▶ **WORK REQUIRED**: Repeat the data that follows, word for word, without the images.
━━ DATASET ROWS
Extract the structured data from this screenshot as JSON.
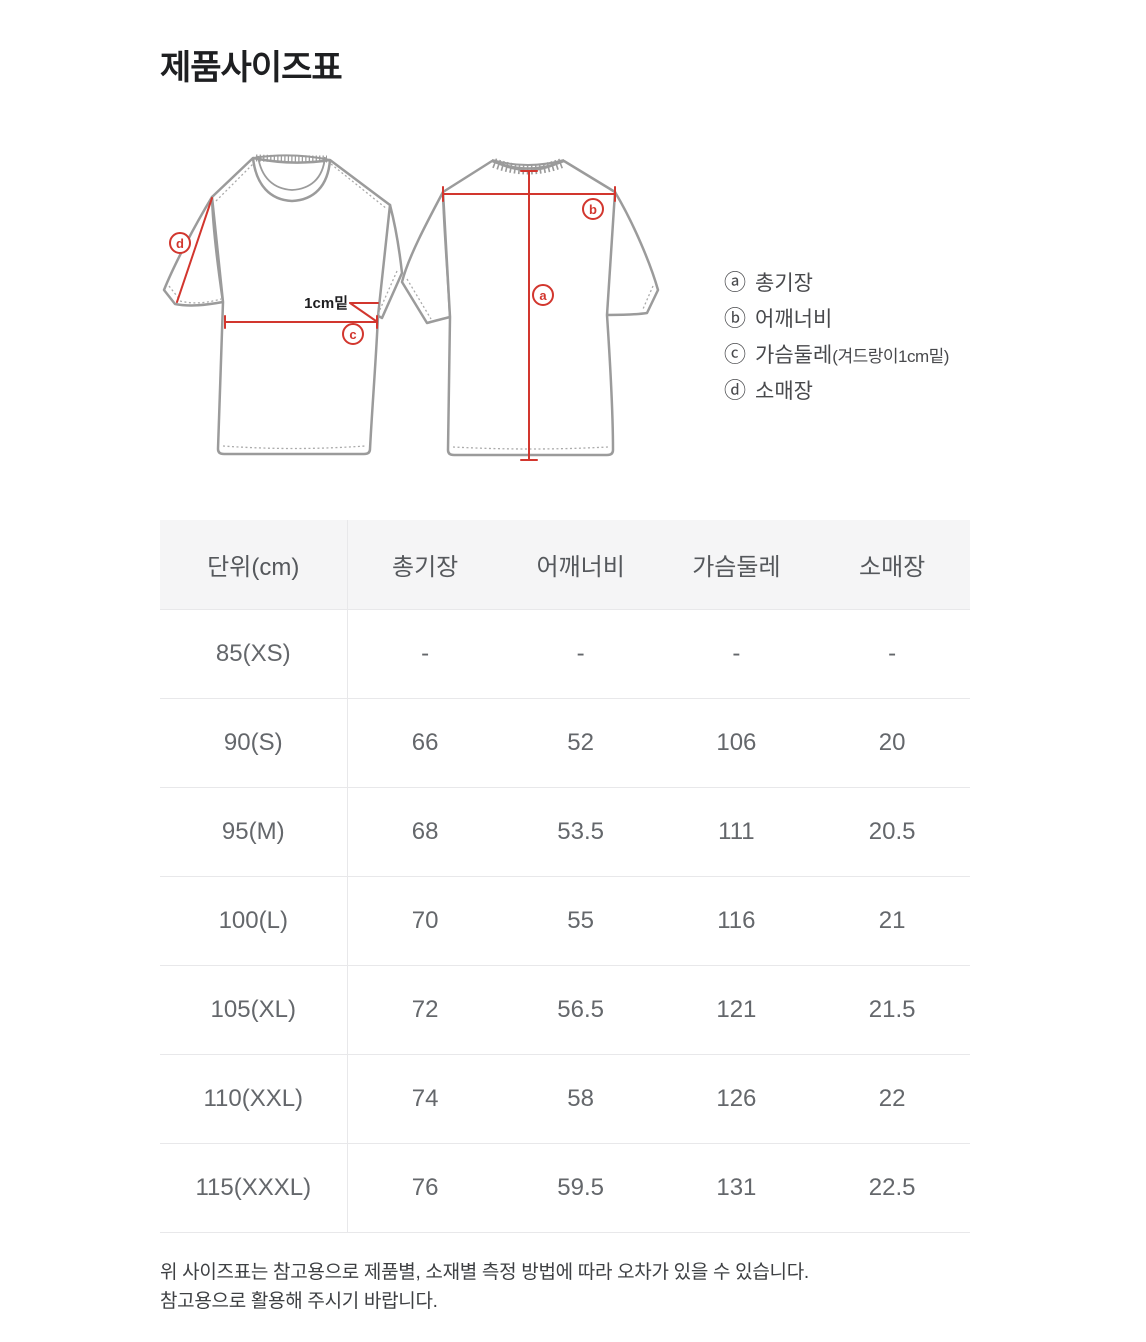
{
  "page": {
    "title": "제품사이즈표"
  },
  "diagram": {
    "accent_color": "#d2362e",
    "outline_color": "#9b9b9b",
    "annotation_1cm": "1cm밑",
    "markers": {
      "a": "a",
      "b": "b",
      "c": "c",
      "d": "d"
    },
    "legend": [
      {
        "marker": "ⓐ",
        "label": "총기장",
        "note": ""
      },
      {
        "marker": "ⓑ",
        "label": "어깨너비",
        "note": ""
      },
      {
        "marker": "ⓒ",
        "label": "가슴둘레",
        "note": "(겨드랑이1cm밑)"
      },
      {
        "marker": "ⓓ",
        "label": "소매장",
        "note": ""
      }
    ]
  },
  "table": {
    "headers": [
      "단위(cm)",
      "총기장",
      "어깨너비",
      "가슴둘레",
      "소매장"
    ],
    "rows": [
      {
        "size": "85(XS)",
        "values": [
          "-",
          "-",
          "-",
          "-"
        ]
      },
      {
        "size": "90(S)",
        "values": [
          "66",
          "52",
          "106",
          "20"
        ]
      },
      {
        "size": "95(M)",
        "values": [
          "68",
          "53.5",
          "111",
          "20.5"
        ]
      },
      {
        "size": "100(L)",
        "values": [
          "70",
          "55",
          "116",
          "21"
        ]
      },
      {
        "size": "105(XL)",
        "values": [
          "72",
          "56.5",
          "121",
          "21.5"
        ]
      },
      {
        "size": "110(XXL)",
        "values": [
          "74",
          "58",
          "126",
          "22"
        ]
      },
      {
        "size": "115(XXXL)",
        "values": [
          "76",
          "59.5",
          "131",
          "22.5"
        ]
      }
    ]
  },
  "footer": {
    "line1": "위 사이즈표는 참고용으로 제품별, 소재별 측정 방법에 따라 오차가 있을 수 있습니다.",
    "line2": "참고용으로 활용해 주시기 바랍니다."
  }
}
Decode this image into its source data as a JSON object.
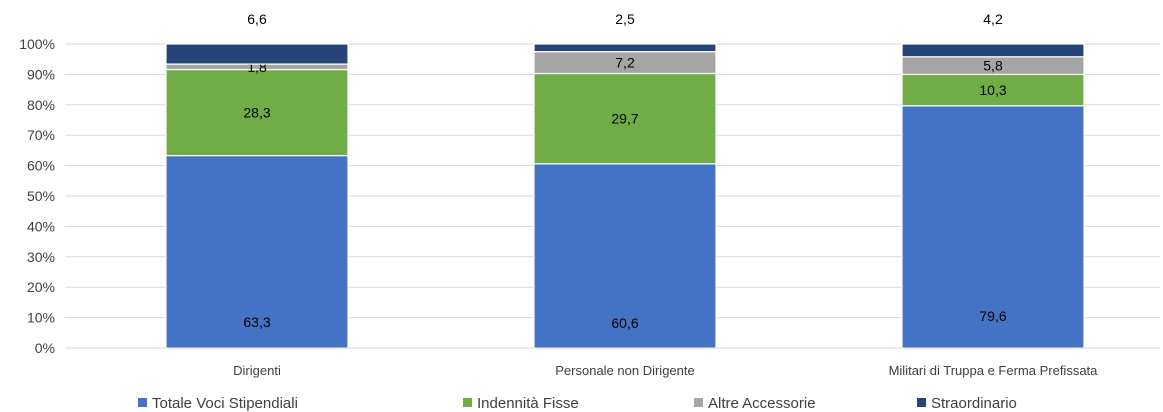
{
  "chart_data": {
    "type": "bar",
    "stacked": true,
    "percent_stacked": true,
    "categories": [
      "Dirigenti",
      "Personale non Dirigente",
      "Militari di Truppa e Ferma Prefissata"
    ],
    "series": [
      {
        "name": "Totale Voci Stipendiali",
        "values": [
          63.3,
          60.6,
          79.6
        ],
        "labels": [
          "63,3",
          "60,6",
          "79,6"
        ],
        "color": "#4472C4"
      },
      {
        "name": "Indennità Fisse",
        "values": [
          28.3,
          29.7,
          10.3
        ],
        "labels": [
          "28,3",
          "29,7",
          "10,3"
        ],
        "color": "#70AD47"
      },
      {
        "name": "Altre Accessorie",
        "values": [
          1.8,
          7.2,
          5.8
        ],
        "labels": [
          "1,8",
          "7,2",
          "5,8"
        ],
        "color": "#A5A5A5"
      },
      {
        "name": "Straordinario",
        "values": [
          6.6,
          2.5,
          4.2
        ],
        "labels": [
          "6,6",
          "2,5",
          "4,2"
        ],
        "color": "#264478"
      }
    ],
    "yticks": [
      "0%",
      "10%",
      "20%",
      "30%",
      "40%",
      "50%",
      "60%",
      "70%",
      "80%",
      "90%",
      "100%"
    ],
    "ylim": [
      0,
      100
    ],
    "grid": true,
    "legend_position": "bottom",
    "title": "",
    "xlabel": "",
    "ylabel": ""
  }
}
━━━━
▶ **REPLY TO THE EXERCISE**:
Extract the structured data from this screenshot as JSON.
{
  "page": {
    "title": "제품사이즈표"
  },
  "diagram": {
    "accent_color": "#d2362e",
    "outline_color": "#9b9b9b",
    "annotation_1cm": "1cm밑",
    "markers": {
      "a": "a",
      "b": "b",
      "c": "c",
      "d": "d"
    },
    "legend": [
      {
        "marker": "ⓐ",
        "label": "총기장",
        "note": ""
      },
      {
        "marker": "ⓑ",
        "label": "어깨너비",
        "note": ""
      },
      {
        "marker": "ⓒ",
        "label": "가슴둘레",
        "note": "(겨드랑이1cm밑)"
      },
      {
        "marker": "ⓓ",
        "label": "소매장",
        "note": ""
      }
    ]
  },
  "table": {
    "headers": [
      "단위(cm)",
      "총기장",
      "어깨너비",
      "가슴둘레",
      "소매장"
    ],
    "rows": [
      {
        "size": "85(XS)",
        "values": [
          "-",
          "-",
          "-",
          "-"
        ]
      },
      {
        "size": "90(S)",
        "values": [
          "66",
          "52",
          "106",
          "20"
        ]
      },
      {
        "size": "95(M)",
        "values": [
          "68",
          "53.5",
          "111",
          "20.5"
        ]
      },
      {
        "size": "100(L)",
        "values": [
          "70",
          "55",
          "116",
          "21"
        ]
      },
      {
        "size": "105(XL)",
        "values": [
          "72",
          "56.5",
          "121",
          "21.5"
        ]
      },
      {
        "size": "110(XXL)",
        "values": [
          "74",
          "58",
          "126",
          "22"
        ]
      },
      {
        "size": "115(XXXL)",
        "values": [
          "76",
          "59.5",
          "131",
          "22.5"
        ]
      }
    ]
  },
  "footer": {
    "line1": "위 사이즈표는 참고용으로 제품별, 소재별 측정 방법에 따라 오차가 있을 수 있습니다.",
    "line2": "참고용으로 활용해 주시기 바랍니다."
  }
}
Decode this image into its source data as a JSON object.
{
  "chart_data": {
    "type": "bar",
    "stacked": true,
    "percent_stacked": true,
    "categories": [
      "Dirigenti",
      "Personale non Dirigente",
      "Militari di Truppa e Ferma Prefissata"
    ],
    "series": [
      {
        "name": "Totale Voci Stipendiali",
        "values": [
          63.3,
          60.6,
          79.6
        ],
        "labels": [
          "63,3",
          "60,6",
          "79,6"
        ],
        "color": "#4472C4"
      },
      {
        "name": "Indennità Fisse",
        "values": [
          28.3,
          29.7,
          10.3
        ],
        "labels": [
          "28,3",
          "29,7",
          "10,3"
        ],
        "color": "#70AD47"
      },
      {
        "name": "Altre Accessorie",
        "values": [
          1.8,
          7.2,
          5.8
        ],
        "labels": [
          "1,8",
          "7,2",
          "5,8"
        ],
        "color": "#A5A5A5"
      },
      {
        "name": "Straordinario",
        "values": [
          6.6,
          2.5,
          4.2
        ],
        "labels": [
          "6,6",
          "2,5",
          "4,2"
        ],
        "color": "#264478"
      }
    ],
    "yticks": [
      "0%",
      "10%",
      "20%",
      "30%",
      "40%",
      "50%",
      "60%",
      "70%",
      "80%",
      "90%",
      "100%"
    ],
    "ylim": [
      0,
      100
    ],
    "grid": true,
    "legend_position": "bottom",
    "title": "",
    "xlabel": "",
    "ylabel": ""
  }
}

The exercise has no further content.